[Stored data entries]
======
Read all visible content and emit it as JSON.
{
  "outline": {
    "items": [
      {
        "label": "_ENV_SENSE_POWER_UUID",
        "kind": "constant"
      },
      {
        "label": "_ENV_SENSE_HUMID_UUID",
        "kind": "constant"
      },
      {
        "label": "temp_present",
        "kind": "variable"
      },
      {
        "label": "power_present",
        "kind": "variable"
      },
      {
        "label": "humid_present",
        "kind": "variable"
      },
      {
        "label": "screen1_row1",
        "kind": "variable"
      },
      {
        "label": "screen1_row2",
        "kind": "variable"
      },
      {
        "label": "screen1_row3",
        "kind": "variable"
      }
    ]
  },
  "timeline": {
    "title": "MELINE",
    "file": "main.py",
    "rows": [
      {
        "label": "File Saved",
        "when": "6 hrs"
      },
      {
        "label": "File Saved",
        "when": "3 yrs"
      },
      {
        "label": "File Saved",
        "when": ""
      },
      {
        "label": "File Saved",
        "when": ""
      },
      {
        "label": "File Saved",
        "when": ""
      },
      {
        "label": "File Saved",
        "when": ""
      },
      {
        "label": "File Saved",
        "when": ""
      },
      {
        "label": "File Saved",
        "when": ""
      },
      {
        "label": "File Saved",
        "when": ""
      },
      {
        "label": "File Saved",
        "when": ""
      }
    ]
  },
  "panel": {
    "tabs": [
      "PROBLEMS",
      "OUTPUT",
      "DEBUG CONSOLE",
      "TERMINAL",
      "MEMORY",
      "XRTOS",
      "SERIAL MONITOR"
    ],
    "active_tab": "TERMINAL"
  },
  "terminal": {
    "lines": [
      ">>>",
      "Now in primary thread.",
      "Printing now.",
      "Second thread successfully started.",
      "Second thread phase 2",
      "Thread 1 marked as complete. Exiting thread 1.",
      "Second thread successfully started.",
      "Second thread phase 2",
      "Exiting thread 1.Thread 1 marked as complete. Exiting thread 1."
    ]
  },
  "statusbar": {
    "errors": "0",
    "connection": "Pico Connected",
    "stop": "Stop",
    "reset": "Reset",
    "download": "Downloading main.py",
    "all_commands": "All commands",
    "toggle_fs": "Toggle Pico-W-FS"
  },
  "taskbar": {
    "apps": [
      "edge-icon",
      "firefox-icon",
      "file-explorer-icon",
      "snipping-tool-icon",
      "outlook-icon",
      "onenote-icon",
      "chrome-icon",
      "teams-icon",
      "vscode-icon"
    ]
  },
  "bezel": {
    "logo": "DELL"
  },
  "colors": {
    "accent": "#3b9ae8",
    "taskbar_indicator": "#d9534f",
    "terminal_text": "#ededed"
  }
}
======
[What you need to do] Reproduce the listing above word for word.

[Exercise solution]
Read all visible content and emit it as JSON.
{
  "outline": {
    "items": [
      {
        "label": "_ENV_SENSE_POWER_UUID",
        "kind": "constant"
      },
      {
        "label": "_ENV_SENSE_HUMID_UUID",
        "kind": "constant"
      },
      {
        "label": "temp_present",
        "kind": "variable"
      },
      {
        "label": "power_present",
        "kind": "variable"
      },
      {
        "label": "humid_present",
        "kind": "variable"
      },
      {
        "label": "screen1_row1",
        "kind": "variable"
      },
      {
        "label": "screen1_row2",
        "kind": "variable"
      },
      {
        "label": "screen1_row3",
        "kind": "variable"
      }
    ]
  },
  "timeline": {
    "title": "MELINE",
    "file": "main.py",
    "rows": [
      {
        "label": "File Saved",
        "when": "6 hrs"
      },
      {
        "label": "File Saved",
        "when": "3 yrs"
      },
      {
        "label": "File Saved",
        "when": ""
      },
      {
        "label": "File Saved",
        "when": ""
      },
      {
        "label": "File Saved",
        "when": ""
      },
      {
        "label": "File Saved",
        "when": ""
      },
      {
        "label": "File Saved",
        "when": ""
      },
      {
        "label": "File Saved",
        "when": ""
      },
      {
        "label": "File Saved",
        "when": ""
      },
      {
        "label": "File Saved",
        "when": ""
      }
    ]
  },
  "panel": {
    "tabs": [
      "PROBLEMS",
      "OUTPUT",
      "DEBUG CONSOLE",
      "TERMINAL",
      "MEMORY",
      "XRTOS",
      "SERIAL MONITOR"
    ],
    "active_tab": "TERMINAL"
  },
  "terminal": {
    "lines": [
      ">>>",
      "Now in primary thread.",
      "Printing now.",
      "Second thread successfully started.",
      "Second thread phase 2",
      "Thread 1 marked as complete. Exiting thread 1.",
      "Second thread successfully started.",
      "Second thread phase 2",
      "Exiting thread 1.Thread 1 marked as complete. Exiting thread 1."
    ]
  },
  "statusbar": {
    "errors": "0",
    "connection": "Pico Connected",
    "stop": "Stop",
    "reset": "Reset",
    "download": "Downloading main.py",
    "all_commands": "All commands",
    "toggle_fs": "Toggle Pico-W-FS"
  },
  "taskbar": {
    "apps": [
      "edge-icon",
      "firefox-icon",
      "file-explorer-icon",
      "snipping-tool-icon",
      "outlook-icon",
      "onenote-icon",
      "chrome-icon",
      "teams-icon",
      "vscode-icon"
    ]
  },
  "bezel": {
    "logo": "DELL"
  },
  "colors": {
    "accent": "#3b9ae8",
    "taskbar_indicator": "#d9534f",
    "terminal_text": "#ededed"
  }
}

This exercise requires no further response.